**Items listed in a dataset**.

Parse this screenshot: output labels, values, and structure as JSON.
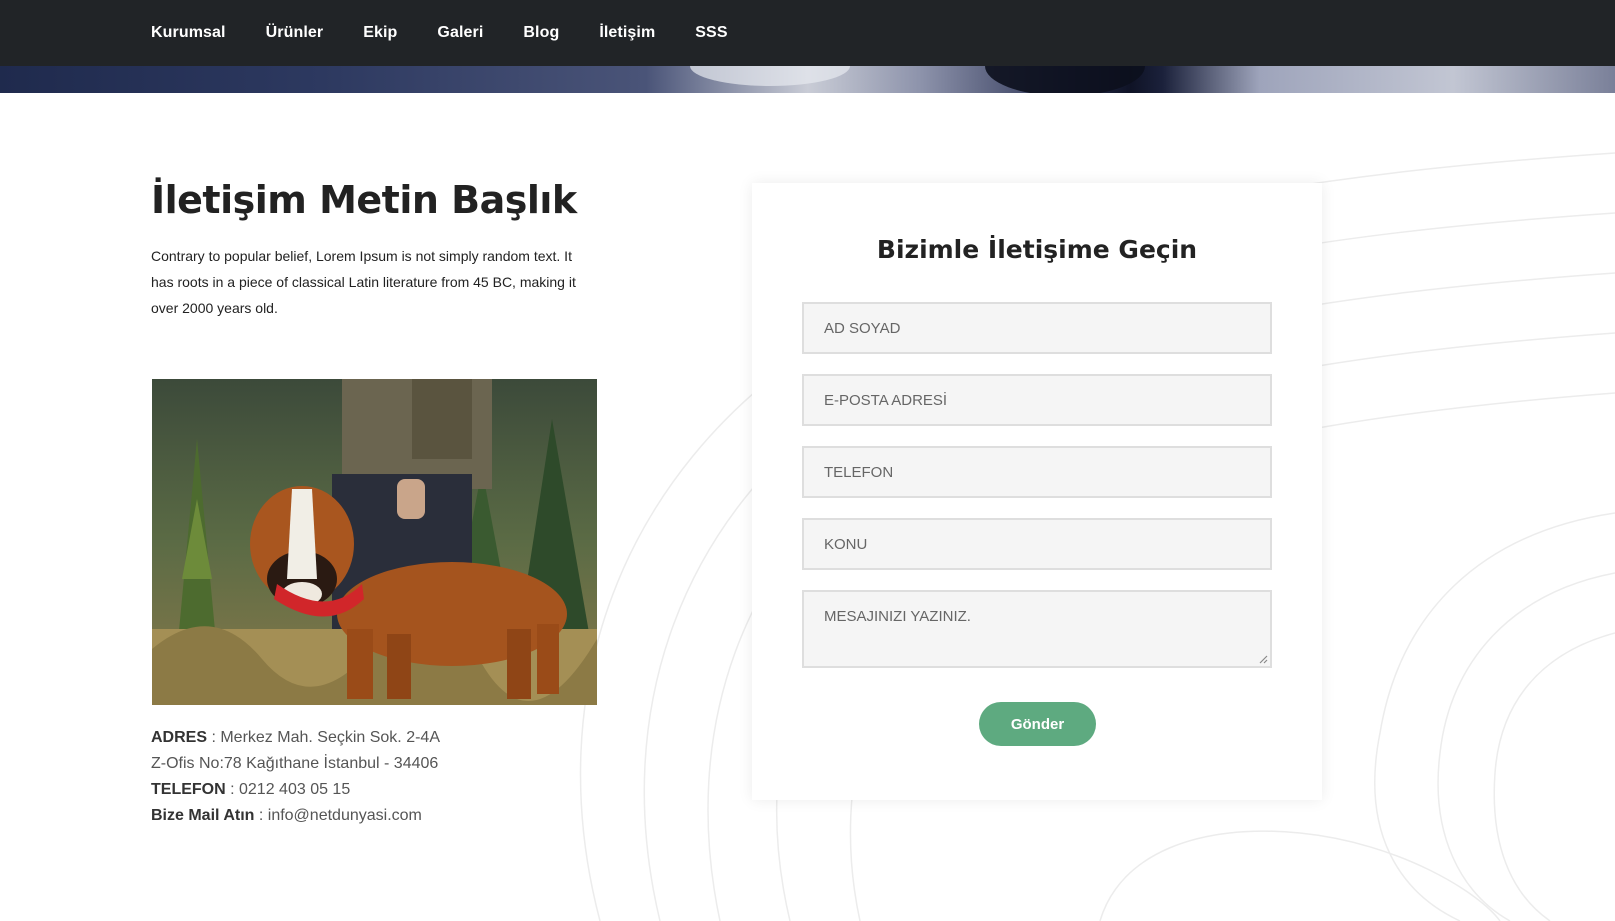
{
  "nav": {
    "items": [
      "Kurumsal",
      "Ürünler",
      "Ekip",
      "Galeri",
      "Blog",
      "İletişim",
      "SSS"
    ]
  },
  "contact": {
    "heading": "İletişim Metin Başlık",
    "intro": "Contrary to popular belief, Lorem Ipsum is not simply random text. It has roots in a piece of classical Latin literature from 45 BC, making it over 2000 years old.",
    "address_label": "ADRES",
    "address_line1": " : Merkez Mah. Seçkin Sok. 2-4A",
    "address_line2": "Z-Ofis No:78 Kağıthane İstanbul - 34406",
    "phone_label": "TELEFON",
    "phone_value": " : 0212 403 05 15",
    "mail_label": "Bize Mail Atın",
    "mail_value": " : info@netdunyasi.com"
  },
  "form": {
    "title": "Bizimle İletişime Geçin",
    "name_placeholder": "AD SOYAD",
    "email_placeholder": "E-POSTA ADRESİ",
    "phone_placeholder": "TELEFON",
    "subject_placeholder": "KONU",
    "message_placeholder": "MESAJINIZI YAZINIZ.",
    "submit_label": "Gönder"
  },
  "colors": {
    "navbar": "#212427",
    "accent": "#5eaa80"
  }
}
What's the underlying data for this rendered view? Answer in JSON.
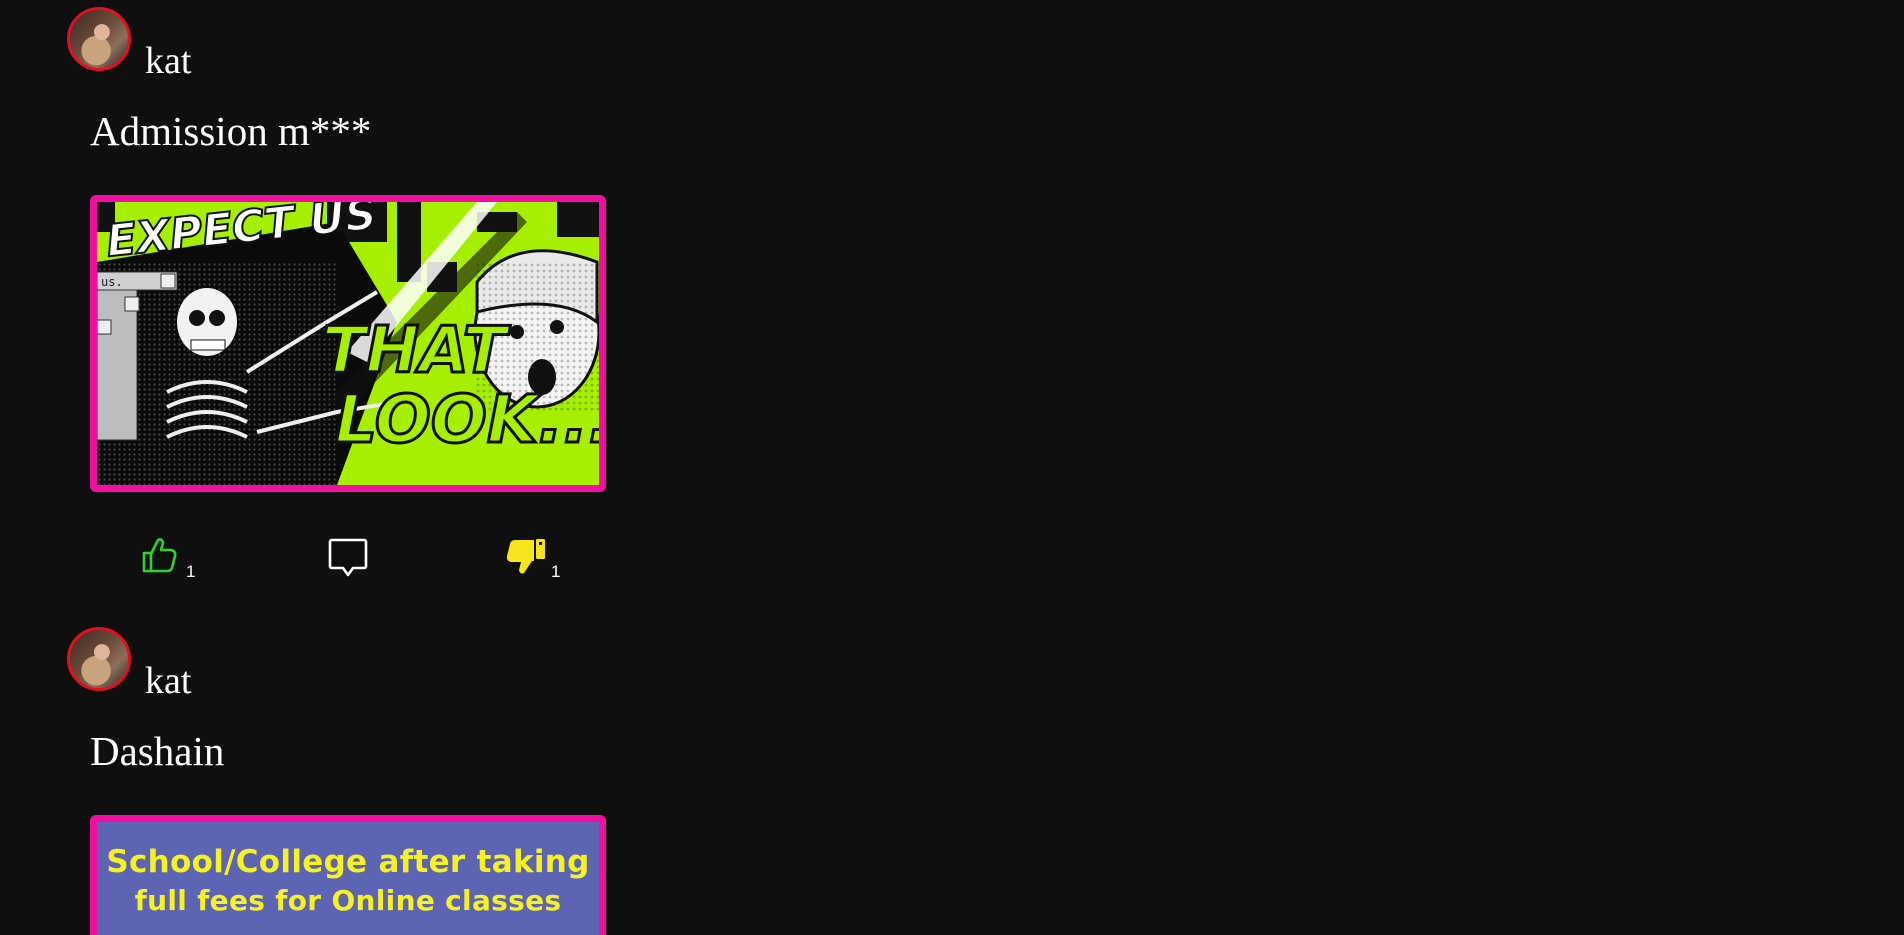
{
  "posts": [
    {
      "username": "kat",
      "caption": "Admission m***",
      "image_texts": [
        "EXPECT US",
        "THAT",
        "LOOK..."
      ],
      "likes": "1",
      "dislikes": "1"
    },
    {
      "username": "kat",
      "caption": "Dashain",
      "image_texts": [
        "School/College after taking",
        "full fees for Online classes"
      ]
    }
  ],
  "colors": {
    "background": "#0f0f10",
    "avatar_ring": "#e01020",
    "media_border": "#f20ea0",
    "like": "#2bd42b",
    "dislike": "#f5e51a",
    "banner_bg": "#5d64b4",
    "banner_text": "#f6f222"
  },
  "icons": {
    "like": "thumbs-up-icon",
    "comment": "comment-bubble-icon",
    "dislike": "thumbs-down-icon"
  }
}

**Direction**.
Reproduce each entry precisely. Leave the pictures out.

**Solution for this task**.
Parse this screenshot: output labels, values, and structure as JSON.
{
  "nav": {
    "items": [
      "Kurumsal",
      "Ürünler",
      "Ekip",
      "Galeri",
      "Blog",
      "İletişim",
      "SSS"
    ]
  },
  "contact": {
    "heading": "İletişim Metin Başlık",
    "intro": "Contrary to popular belief, Lorem Ipsum is not simply random text. It has roots in a piece of classical Latin literature from 45 BC, making it over 2000 years old.",
    "address_label": "ADRES",
    "address_line1": " : Merkez Mah. Seçkin Sok. 2-4A",
    "address_line2": "Z-Ofis No:78 Kağıthane İstanbul - 34406",
    "phone_label": "TELEFON",
    "phone_value": " : 0212 403 05 15",
    "mail_label": "Bize Mail Atın",
    "mail_value": " : info@netdunyasi.com"
  },
  "form": {
    "title": "Bizimle İletişime Geçin",
    "name_placeholder": "AD SOYAD",
    "email_placeholder": "E-POSTA ADRESİ",
    "phone_placeholder": "TELEFON",
    "subject_placeholder": "KONU",
    "message_placeholder": "MESAJINIZI YAZINIZ.",
    "submit_label": "Gönder"
  },
  "colors": {
    "navbar": "#212427",
    "accent": "#5eaa80"
  }
}
What's the underlying data for this rendered view? Answer in JSON.
{
  "posts": [
    {
      "username": "kat",
      "caption": "Admission m***",
      "image_texts": [
        "EXPECT US",
        "THAT",
        "LOOK..."
      ],
      "likes": "1",
      "dislikes": "1"
    },
    {
      "username": "kat",
      "caption": "Dashain",
      "image_texts": [
        "School/College after taking",
        "full fees for Online classes"
      ]
    }
  ],
  "colors": {
    "background": "#0f0f10",
    "avatar_ring": "#e01020",
    "media_border": "#f20ea0",
    "like": "#2bd42b",
    "dislike": "#f5e51a",
    "banner_bg": "#5d64b4",
    "banner_text": "#f6f222"
  },
  "icons": {
    "like": "thumbs-up-icon",
    "comment": "comment-bubble-icon",
    "dislike": "thumbs-down-icon"
  }
}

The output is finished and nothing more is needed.